--- Start of Records for the task ---

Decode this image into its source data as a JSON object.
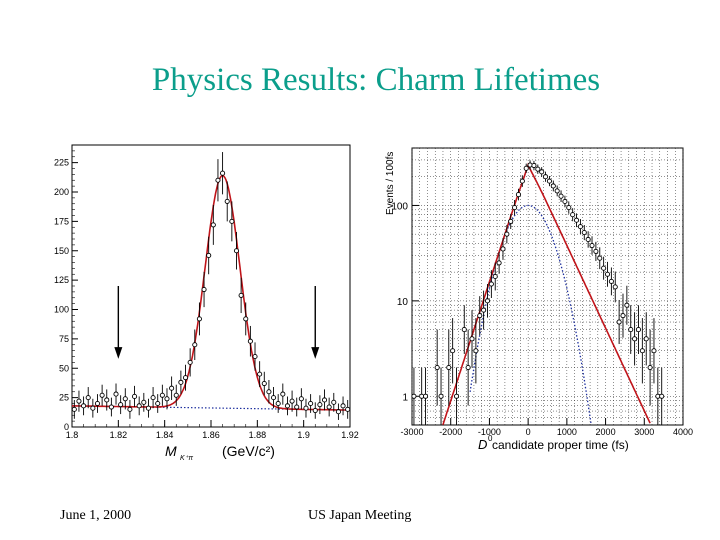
{
  "slide": {
    "title": "Physics Results: Charm Lifetimes",
    "footer_date": "June 1, 2000",
    "footer_event": "US Japan Meeting"
  },
  "colors": {
    "title": "#0b9e8b",
    "fit": "#c0141a",
    "background_fit": "#1d2f9e",
    "points": "#000000"
  },
  "chart_data": [
    {
      "type": "scatter",
      "xlabel_main": "M",
      "xlabel_sub": "K⁺π",
      "xlabel_unit": "(GeV/c²)",
      "ylabel": "",
      "xlim": [
        1.8,
        1.92
      ],
      "ylim": [
        0,
        240
      ],
      "xticks": [
        1.8,
        1.82,
        1.84,
        1.86,
        1.88,
        1.9,
        1.92
      ],
      "xtick_labels": [
        "1.8",
        "1.82",
        "1.84",
        "1.86",
        "1.88",
        "1.9",
        "1.92"
      ],
      "yticks": [
        0,
        25,
        50,
        75,
        100,
        125,
        150,
        175,
        200,
        225
      ],
      "ytick_labels": [
        "0",
        "25",
        "50",
        "75",
        "100",
        "125",
        "150",
        "175",
        "200",
        "225"
      ],
      "signal_window_arrows_x": [
        1.82,
        1.905
      ],
      "fit": {
        "peak_mass": 1.865,
        "sigma": 0.0075,
        "peak_height": 198,
        "background_level": 18
      },
      "points": [
        [
          1.801,
          15,
          8
        ],
        [
          1.803,
          22,
          9
        ],
        [
          1.805,
          18,
          8
        ],
        [
          1.807,
          25,
          9
        ],
        [
          1.809,
          16,
          8
        ],
        [
          1.811,
          20,
          8
        ],
        [
          1.813,
          27,
          9
        ],
        [
          1.815,
          23,
          9
        ],
        [
          1.817,
          17,
          8
        ],
        [
          1.819,
          28,
          9
        ],
        [
          1.821,
          19,
          8
        ],
        [
          1.823,
          24,
          9
        ],
        [
          1.825,
          15,
          8
        ],
        [
          1.827,
          26,
          9
        ],
        [
          1.829,
          18,
          8
        ],
        [
          1.831,
          21,
          8
        ],
        [
          1.833,
          16,
          8
        ],
        [
          1.835,
          25,
          9
        ],
        [
          1.837,
          20,
          8
        ],
        [
          1.839,
          27,
          9
        ],
        [
          1.841,
          24,
          9
        ],
        [
          1.843,
          33,
          10
        ],
        [
          1.845,
          27,
          9
        ],
        [
          1.847,
          38,
          10
        ],
        [
          1.849,
          42,
          11
        ],
        [
          1.851,
          55,
          12
        ],
        [
          1.853,
          70,
          13
        ],
        [
          1.855,
          92,
          14
        ],
        [
          1.857,
          117,
          15
        ],
        [
          1.859,
          146,
          16
        ],
        [
          1.861,
          172,
          17
        ],
        [
          1.863,
          210,
          18
        ],
        [
          1.865,
          216,
          18
        ],
        [
          1.867,
          192,
          17
        ],
        [
          1.869,
          175,
          17
        ],
        [
          1.871,
          150,
          16
        ],
        [
          1.873,
          112,
          15
        ],
        [
          1.875,
          92,
          14
        ],
        [
          1.877,
          73,
          13
        ],
        [
          1.879,
          60,
          12
        ],
        [
          1.881,
          45,
          11
        ],
        [
          1.883,
          37,
          10
        ],
        [
          1.885,
          30,
          10
        ],
        [
          1.887,
          25,
          9
        ],
        [
          1.889,
          20,
          8
        ],
        [
          1.891,
          28,
          9
        ],
        [
          1.893,
          18,
          8
        ],
        [
          1.895,
          22,
          9
        ],
        [
          1.897,
          17,
          8
        ],
        [
          1.899,
          24,
          9
        ],
        [
          1.901,
          16,
          8
        ],
        [
          1.903,
          20,
          8
        ],
        [
          1.905,
          14,
          7
        ],
        [
          1.907,
          19,
          8
        ],
        [
          1.909,
          23,
          9
        ],
        [
          1.911,
          17,
          8
        ],
        [
          1.913,
          21,
          8
        ],
        [
          1.915,
          13,
          7
        ],
        [
          1.917,
          18,
          8
        ],
        [
          1.919,
          15,
          8
        ]
      ]
    },
    {
      "type": "scatter",
      "xlabel_main": "D",
      "xlabel_sup": "0",
      "xlabel_rest": " candidate proper time (fs)",
      "ylabel": "Events / 100fs",
      "log_y": true,
      "xlim": [
        -3000,
        4000
      ],
      "ylim": [
        0.5,
        400
      ],
      "xticks": [
        -3000,
        -2000,
        -1000,
        0,
        1000,
        2000,
        3000,
        4000
      ],
      "xtick_labels": [
        "-3000",
        "-2000",
        "-1000",
        "0",
        "1000",
        "2000",
        "3000",
        "4000"
      ],
      "yticks": [
        1,
        10,
        100
      ],
      "ytick_labels": [
        "1",
        "10",
        "100"
      ],
      "grid": true,
      "fit": {
        "peak": 280,
        "left_slope_per_1000fs": 2.6,
        "right_slope_per_1000fs": 1.52
      },
      "resolution_curve": {
        "peak": 100,
        "width_fs": 500
      },
      "points": [
        [
          -2950,
          1.0,
          2
        ],
        [
          -2750,
          1.0,
          2
        ],
        [
          -2650,
          1.0,
          2
        ],
        [
          -2350,
          2.0,
          2.5
        ],
        [
          -2250,
          1.0,
          2
        ],
        [
          -2050,
          2.0,
          2.5
        ],
        [
          -1950,
          3.0,
          2.2
        ],
        [
          -1850,
          1.0,
          2
        ],
        [
          -1650,
          5.0,
          1.8
        ],
        [
          -1550,
          2.0,
          2.5
        ],
        [
          -1450,
          4.0,
          2
        ],
        [
          -1350,
          3.0,
          2.2
        ],
        [
          -1250,
          7.0,
          1.6
        ],
        [
          -1150,
          8.0,
          1.6
        ],
        [
          -1050,
          10.0,
          1.5
        ],
        [
          -950,
          15.0,
          1.4
        ],
        [
          -850,
          18.0,
          1.4
        ],
        [
          -750,
          25.0,
          1.3
        ],
        [
          -650,
          35.0,
          1.3
        ],
        [
          -550,
          50.0,
          1.25
        ],
        [
          -450,
          68.0,
          1.2
        ],
        [
          -350,
          95.0,
          1.2
        ],
        [
          -250,
          130.0,
          1.15
        ],
        [
          -150,
          180.0,
          1.15
        ],
        [
          -50,
          245.0,
          1.12
        ],
        [
          50,
          265.0,
          1.12
        ],
        [
          150,
          262.0,
          1.12
        ],
        [
          250,
          240.0,
          1.12
        ],
        [
          350,
          225.0,
          1.12
        ],
        [
          450,
          200.0,
          1.13
        ],
        [
          550,
          180.0,
          1.13
        ],
        [
          650,
          160.0,
          1.14
        ],
        [
          750,
          142.0,
          1.14
        ],
        [
          850,
          125.0,
          1.15
        ],
        [
          950,
          110.0,
          1.15
        ],
        [
          1050,
          95.0,
          1.16
        ],
        [
          1150,
          80.0,
          1.17
        ],
        [
          1250,
          70.0,
          1.18
        ],
        [
          1350,
          60.0,
          1.2
        ],
        [
          1450,
          52.0,
          1.2
        ],
        [
          1550,
          44.0,
          1.22
        ],
        [
          1650,
          38.0,
          1.25
        ],
        [
          1750,
          33.0,
          1.26
        ],
        [
          1850,
          28.0,
          1.3
        ],
        [
          1950,
          22.0,
          1.32
        ],
        [
          2050,
          19.0,
          1.35
        ],
        [
          2150,
          16.0,
          1.4
        ],
        [
          2250,
          14.0,
          1.45
        ],
        [
          2350,
          6.0,
          1.7
        ],
        [
          2450,
          7.0,
          1.7
        ],
        [
          2550,
          9.0,
          1.6
        ],
        [
          2650,
          5.0,
          1.8
        ],
        [
          2750,
          4.0,
          1.9
        ],
        [
          2850,
          5.0,
          1.8
        ],
        [
          2950,
          3.0,
          2.2
        ],
        [
          3050,
          4.0,
          1.9
        ],
        [
          3150,
          2.0,
          2.5
        ],
        [
          3250,
          3.0,
          2.2
        ],
        [
          3350,
          1.0,
          2
        ],
        [
          3450,
          1.0,
          2
        ]
      ]
    }
  ]
}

--- End of Records for the task ---

- Request -
Tell how many lines include "title". The number is the whole answer.

- Expected output -
2